◆ The request
Collect every line below that contains the word "this".

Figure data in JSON
---

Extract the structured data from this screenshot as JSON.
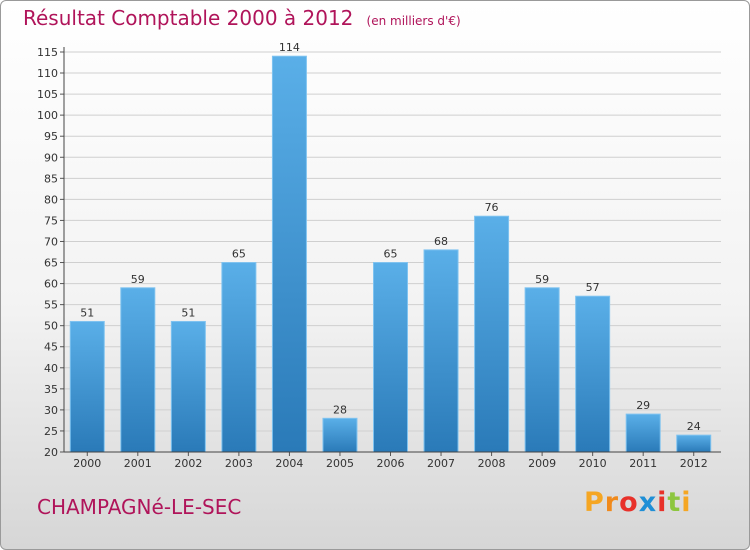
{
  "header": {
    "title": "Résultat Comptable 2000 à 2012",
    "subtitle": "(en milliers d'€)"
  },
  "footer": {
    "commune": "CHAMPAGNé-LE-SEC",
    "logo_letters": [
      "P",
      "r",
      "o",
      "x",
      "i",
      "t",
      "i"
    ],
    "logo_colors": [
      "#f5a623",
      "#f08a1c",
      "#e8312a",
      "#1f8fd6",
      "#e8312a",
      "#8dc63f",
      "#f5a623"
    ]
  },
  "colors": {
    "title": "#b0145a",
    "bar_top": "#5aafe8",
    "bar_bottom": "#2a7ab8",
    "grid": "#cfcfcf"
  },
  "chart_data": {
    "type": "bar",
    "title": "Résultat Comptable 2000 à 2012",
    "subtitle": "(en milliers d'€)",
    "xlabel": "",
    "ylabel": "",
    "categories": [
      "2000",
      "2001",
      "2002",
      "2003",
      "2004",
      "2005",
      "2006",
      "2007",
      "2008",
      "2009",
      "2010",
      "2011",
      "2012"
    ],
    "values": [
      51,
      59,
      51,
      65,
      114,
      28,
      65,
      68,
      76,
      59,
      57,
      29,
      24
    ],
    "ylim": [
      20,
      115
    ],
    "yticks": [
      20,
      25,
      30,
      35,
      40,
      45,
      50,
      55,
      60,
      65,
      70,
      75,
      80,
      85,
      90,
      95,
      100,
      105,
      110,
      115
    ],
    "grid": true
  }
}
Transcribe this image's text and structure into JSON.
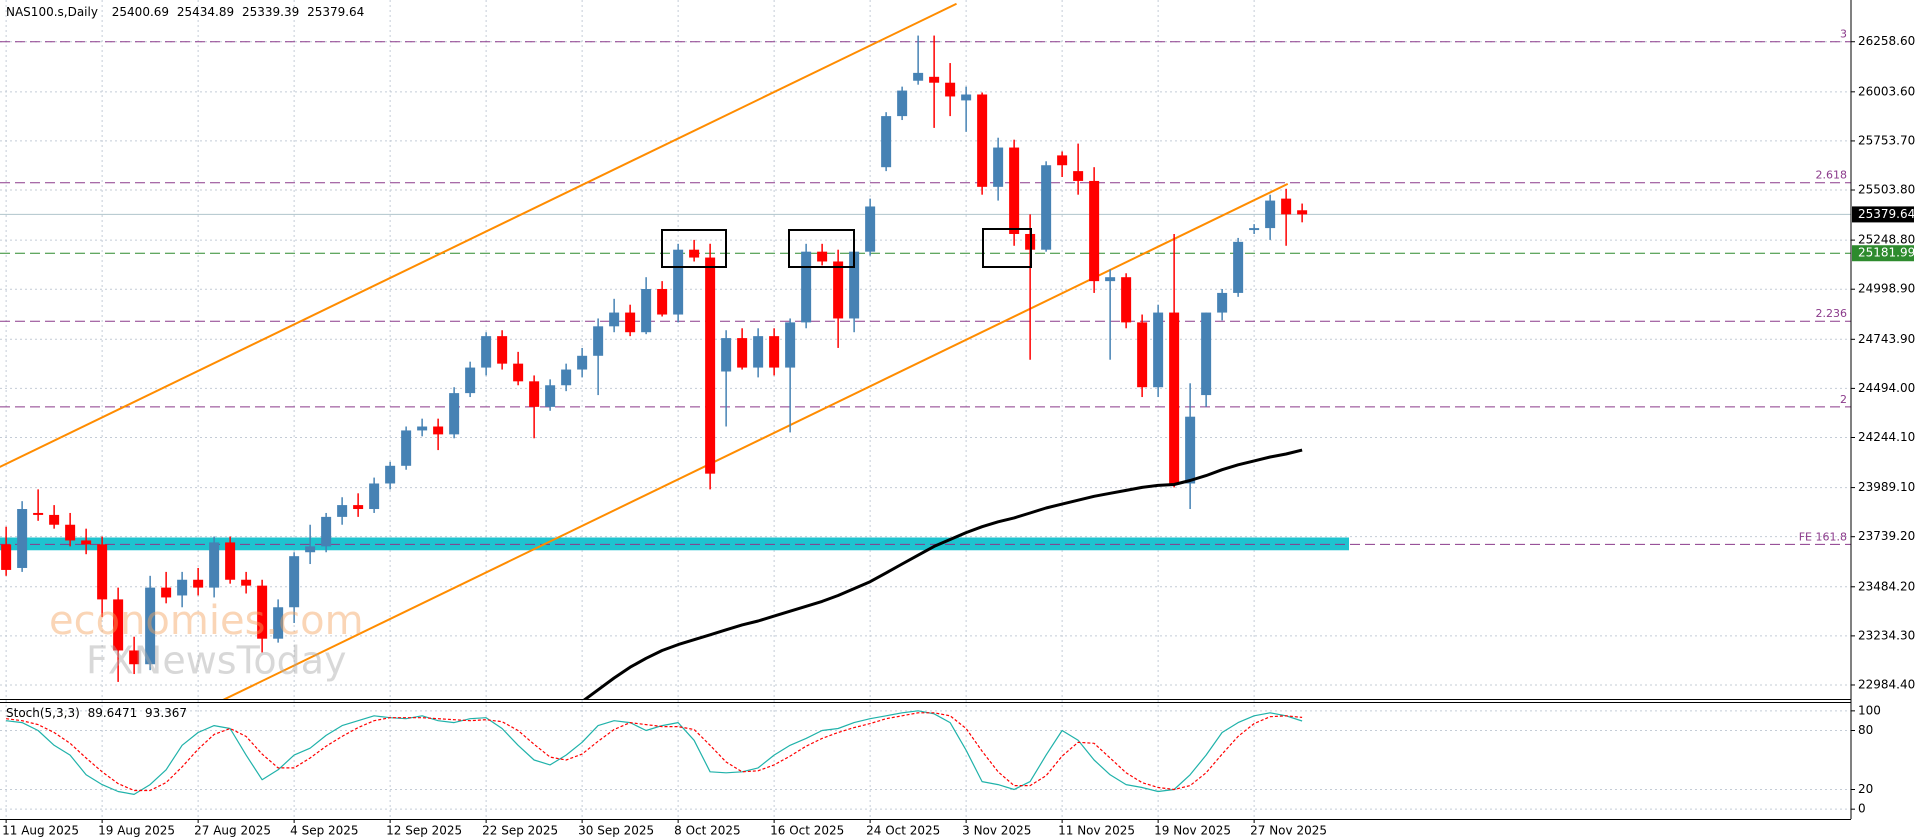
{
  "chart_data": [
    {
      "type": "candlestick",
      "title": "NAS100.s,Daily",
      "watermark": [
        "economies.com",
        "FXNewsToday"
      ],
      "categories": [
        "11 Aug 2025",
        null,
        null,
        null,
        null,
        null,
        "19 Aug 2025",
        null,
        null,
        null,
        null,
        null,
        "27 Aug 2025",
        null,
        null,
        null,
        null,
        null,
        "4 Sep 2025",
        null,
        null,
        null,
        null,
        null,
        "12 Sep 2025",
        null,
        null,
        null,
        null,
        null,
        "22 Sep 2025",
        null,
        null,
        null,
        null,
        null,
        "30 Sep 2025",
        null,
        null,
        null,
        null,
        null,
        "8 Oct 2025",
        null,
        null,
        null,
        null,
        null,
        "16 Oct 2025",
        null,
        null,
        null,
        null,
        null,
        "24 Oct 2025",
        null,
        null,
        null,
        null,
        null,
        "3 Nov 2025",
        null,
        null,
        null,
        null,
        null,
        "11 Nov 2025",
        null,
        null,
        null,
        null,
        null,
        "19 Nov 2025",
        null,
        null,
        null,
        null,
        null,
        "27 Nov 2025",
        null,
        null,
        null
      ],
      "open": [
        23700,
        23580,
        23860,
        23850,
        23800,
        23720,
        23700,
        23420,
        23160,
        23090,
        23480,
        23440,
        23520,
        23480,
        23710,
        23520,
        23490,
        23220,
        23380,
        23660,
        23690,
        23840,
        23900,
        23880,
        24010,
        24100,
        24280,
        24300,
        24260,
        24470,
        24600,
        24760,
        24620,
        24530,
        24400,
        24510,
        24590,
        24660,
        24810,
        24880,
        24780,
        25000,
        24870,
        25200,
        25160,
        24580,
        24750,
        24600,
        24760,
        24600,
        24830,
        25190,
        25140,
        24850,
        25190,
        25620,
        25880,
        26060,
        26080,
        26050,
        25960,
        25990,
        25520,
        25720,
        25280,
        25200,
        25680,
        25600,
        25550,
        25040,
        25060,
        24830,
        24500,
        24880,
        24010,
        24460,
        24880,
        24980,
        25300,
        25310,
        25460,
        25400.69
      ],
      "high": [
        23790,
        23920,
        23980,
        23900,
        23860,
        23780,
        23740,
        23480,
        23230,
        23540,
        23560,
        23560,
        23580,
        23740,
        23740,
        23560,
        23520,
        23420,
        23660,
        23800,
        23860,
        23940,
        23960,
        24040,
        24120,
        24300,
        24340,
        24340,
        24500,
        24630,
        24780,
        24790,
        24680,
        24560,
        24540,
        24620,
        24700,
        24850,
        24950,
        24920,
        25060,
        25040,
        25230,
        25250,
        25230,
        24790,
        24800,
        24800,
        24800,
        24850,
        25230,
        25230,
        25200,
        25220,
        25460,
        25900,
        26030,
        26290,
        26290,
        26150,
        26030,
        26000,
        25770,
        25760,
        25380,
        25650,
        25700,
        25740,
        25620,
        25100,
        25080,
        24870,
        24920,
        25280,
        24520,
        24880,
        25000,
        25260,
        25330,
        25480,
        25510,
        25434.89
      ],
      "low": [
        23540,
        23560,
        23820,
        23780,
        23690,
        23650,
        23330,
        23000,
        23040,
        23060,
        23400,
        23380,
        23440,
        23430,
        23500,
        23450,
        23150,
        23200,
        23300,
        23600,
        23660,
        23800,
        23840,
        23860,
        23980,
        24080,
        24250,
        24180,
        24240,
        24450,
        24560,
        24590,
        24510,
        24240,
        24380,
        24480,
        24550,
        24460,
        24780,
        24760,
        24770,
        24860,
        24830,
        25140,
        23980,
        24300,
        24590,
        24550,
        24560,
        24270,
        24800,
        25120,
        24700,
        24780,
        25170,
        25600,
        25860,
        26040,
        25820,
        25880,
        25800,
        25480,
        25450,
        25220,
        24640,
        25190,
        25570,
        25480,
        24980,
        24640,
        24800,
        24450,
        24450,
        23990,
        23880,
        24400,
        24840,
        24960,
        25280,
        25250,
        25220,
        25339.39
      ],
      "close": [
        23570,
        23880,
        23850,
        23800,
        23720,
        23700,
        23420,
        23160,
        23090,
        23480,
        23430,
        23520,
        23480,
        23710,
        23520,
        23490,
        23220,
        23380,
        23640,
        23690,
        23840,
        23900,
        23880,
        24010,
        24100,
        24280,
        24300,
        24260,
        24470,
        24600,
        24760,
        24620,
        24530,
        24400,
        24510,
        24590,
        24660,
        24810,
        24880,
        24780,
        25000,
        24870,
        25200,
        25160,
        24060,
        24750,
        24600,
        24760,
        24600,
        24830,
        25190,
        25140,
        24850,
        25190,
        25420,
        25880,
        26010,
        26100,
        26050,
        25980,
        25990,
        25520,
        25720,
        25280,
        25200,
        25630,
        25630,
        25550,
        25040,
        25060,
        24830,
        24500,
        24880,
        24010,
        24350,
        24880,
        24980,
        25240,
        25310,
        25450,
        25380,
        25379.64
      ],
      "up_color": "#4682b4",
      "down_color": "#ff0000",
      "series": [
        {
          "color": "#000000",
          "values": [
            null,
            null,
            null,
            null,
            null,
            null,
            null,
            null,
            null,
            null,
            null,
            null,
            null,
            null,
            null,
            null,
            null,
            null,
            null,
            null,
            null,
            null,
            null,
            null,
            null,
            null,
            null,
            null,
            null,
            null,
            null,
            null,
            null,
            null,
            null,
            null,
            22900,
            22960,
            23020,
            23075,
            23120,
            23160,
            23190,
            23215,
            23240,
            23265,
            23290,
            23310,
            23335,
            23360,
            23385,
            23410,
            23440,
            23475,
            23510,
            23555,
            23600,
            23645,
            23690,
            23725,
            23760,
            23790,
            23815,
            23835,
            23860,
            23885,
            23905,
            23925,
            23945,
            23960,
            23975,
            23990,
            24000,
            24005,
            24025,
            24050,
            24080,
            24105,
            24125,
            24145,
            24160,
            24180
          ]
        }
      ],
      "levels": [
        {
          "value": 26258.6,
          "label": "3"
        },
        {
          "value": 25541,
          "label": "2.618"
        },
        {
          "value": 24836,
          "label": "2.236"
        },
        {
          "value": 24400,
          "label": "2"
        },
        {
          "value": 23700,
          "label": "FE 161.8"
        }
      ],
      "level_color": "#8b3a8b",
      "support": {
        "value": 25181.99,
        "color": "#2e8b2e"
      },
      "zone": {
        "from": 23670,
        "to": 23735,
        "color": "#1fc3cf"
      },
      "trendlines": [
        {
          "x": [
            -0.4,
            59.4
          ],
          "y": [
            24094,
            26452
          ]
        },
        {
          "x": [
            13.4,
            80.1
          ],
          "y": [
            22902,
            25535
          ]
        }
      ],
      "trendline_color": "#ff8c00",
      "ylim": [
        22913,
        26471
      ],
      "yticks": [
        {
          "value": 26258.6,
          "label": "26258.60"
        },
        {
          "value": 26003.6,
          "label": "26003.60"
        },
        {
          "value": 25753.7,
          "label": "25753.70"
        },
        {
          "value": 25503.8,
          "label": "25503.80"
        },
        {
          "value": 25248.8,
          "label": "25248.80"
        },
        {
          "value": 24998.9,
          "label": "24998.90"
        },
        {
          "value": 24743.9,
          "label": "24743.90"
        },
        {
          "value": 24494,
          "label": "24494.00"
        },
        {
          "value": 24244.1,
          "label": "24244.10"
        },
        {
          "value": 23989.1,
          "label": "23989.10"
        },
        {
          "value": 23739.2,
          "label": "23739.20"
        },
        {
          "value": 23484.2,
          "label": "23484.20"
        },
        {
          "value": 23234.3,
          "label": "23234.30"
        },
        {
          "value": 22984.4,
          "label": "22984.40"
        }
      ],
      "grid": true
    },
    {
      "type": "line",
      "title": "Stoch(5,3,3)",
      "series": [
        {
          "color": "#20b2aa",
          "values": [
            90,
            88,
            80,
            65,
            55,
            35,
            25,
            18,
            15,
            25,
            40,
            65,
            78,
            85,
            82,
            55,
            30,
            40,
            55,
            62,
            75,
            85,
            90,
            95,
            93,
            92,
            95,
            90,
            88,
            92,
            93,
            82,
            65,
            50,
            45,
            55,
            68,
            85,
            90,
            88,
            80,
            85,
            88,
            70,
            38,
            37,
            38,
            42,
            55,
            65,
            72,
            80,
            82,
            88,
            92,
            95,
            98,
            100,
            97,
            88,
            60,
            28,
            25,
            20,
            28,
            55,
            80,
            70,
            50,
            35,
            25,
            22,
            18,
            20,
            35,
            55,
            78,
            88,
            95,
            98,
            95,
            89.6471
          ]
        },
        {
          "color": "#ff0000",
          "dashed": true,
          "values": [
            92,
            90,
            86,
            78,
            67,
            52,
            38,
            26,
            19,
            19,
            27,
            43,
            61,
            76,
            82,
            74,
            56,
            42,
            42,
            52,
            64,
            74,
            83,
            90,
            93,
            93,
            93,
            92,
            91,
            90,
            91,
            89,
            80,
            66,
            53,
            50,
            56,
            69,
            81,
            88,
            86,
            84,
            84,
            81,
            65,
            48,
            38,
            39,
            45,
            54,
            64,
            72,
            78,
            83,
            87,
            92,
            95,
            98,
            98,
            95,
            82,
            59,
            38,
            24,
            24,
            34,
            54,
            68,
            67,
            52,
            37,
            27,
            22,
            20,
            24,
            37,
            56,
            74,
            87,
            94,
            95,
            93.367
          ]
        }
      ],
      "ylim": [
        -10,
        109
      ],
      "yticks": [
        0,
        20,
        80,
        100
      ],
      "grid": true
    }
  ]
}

---

◆ Complete answer
Extract the structured data from this screenshot as JSON.
Transcribe this image's text and structure into JSON.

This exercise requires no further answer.